Collected data entries

-- start --

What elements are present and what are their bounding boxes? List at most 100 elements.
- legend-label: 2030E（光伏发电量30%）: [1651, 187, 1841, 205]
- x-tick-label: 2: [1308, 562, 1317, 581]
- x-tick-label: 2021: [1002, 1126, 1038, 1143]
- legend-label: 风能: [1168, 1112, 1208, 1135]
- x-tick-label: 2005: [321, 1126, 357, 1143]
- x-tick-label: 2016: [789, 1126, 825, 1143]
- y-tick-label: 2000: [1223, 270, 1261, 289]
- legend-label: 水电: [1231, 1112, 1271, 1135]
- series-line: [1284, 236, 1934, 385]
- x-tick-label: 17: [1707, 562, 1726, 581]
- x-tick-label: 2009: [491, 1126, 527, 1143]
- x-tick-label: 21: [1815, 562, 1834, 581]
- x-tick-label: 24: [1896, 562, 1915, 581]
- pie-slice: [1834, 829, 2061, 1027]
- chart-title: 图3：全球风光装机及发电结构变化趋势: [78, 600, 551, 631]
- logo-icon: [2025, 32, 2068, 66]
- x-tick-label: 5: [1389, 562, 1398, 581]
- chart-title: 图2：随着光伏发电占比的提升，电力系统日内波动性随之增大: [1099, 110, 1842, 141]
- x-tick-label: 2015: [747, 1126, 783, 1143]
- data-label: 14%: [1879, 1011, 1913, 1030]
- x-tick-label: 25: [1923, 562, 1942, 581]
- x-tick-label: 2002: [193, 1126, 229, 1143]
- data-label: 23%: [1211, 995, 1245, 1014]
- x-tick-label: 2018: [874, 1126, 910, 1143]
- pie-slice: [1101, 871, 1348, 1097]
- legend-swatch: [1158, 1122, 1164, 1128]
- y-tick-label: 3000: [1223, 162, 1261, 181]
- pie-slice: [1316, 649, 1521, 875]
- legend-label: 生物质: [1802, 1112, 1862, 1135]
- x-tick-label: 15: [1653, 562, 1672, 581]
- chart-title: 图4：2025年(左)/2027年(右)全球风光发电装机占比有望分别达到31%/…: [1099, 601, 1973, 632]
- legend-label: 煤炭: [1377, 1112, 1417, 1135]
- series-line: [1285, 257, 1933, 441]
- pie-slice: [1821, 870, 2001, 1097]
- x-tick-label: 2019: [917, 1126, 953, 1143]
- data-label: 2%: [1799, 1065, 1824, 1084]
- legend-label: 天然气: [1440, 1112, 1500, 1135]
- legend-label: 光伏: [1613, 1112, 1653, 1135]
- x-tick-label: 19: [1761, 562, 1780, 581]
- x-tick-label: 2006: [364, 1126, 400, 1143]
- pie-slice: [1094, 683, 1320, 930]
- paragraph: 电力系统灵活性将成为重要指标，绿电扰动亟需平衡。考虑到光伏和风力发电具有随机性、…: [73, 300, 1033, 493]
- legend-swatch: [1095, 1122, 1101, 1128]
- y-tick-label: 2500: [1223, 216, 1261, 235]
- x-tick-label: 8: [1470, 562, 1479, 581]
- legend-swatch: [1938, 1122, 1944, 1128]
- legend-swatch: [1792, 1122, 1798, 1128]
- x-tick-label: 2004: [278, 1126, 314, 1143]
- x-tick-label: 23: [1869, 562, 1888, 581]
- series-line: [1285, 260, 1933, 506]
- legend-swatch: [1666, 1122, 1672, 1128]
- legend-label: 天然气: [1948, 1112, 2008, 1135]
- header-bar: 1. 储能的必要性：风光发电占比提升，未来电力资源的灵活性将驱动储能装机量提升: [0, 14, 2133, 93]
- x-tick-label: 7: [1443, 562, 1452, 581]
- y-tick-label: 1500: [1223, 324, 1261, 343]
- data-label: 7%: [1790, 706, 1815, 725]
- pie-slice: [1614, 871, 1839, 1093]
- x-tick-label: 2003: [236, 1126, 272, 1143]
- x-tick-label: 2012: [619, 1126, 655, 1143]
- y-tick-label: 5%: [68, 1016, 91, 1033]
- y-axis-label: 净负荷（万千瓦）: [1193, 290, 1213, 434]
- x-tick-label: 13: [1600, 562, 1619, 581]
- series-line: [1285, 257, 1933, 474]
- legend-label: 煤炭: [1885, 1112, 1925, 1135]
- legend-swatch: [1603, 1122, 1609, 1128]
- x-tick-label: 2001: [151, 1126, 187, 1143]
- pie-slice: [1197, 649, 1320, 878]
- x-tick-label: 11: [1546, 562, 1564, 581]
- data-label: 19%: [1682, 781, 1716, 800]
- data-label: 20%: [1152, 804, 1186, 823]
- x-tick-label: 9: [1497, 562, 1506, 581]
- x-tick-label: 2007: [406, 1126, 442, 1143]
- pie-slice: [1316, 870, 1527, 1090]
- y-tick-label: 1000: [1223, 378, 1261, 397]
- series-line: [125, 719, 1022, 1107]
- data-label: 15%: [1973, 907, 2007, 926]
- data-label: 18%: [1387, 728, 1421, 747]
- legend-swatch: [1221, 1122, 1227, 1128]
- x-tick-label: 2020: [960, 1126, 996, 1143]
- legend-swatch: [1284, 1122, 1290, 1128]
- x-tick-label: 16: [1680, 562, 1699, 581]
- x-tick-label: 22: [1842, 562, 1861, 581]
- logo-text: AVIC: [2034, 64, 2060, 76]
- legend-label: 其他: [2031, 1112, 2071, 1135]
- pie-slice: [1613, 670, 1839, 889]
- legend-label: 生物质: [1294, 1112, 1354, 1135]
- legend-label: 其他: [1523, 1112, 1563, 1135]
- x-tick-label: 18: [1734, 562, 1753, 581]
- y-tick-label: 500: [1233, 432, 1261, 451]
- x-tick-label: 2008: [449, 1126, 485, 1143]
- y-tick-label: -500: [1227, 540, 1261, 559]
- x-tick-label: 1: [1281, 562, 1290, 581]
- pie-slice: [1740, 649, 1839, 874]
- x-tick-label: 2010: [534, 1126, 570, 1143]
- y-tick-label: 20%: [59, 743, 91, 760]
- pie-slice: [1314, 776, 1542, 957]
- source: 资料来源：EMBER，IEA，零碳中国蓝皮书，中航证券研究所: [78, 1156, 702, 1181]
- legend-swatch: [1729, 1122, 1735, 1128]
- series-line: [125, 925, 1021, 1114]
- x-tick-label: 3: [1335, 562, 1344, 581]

-- end --

• [SHORT EXERCISE]: Lay out the lines from the start of the items through the line holding "- logo-icon: [2025, 32, 2068, 66]", inclusive, as a JSON list of strings with one string per line and blank lines left out.

• [WRITTEN RESPONSE]:
[
  "What elements are present and what are their bounding boxes? List at most 100 elements.",
  "- legend-label: 2030E（光伏发电量30%）: [1651, 187, 1841, 205]",
  "- x-tick-label: 2: [1308, 562, 1317, 581]",
  "- x-tick-label: 2021: [1002, 1126, 1038, 1143]",
  "- legend-label: 风能: [1168, 1112, 1208, 1135]",
  "- x-tick-label: 2005: [321, 1126, 357, 1143]",
  "- x-tick-label: 2016: [789, 1126, 825, 1143]",
  "- y-tick-label: 2000: [1223, 270, 1261, 289]",
  "- legend-label: 水电: [1231, 1112, 1271, 1135]",
  "- series-line: [1284, 236, 1934, 385]",
  "- x-tick-label: 17: [1707, 562, 1726, 581]",
  "- x-tick-label: 2009: [491, 1126, 527, 1143]",
  "- x-tick-label: 21: [1815, 562, 1834, 581]",
  "- x-tick-label: 24: [1896, 562, 1915, 581]",
  "- pie-slice: [1834, 829, 2061, 1027]",
  "- chart-title: 图3：全球风光装机及发电结构变化趋势: [78, 600, 551, 631]",
  "- logo-icon: [2025, 32, 2068, 66]"
]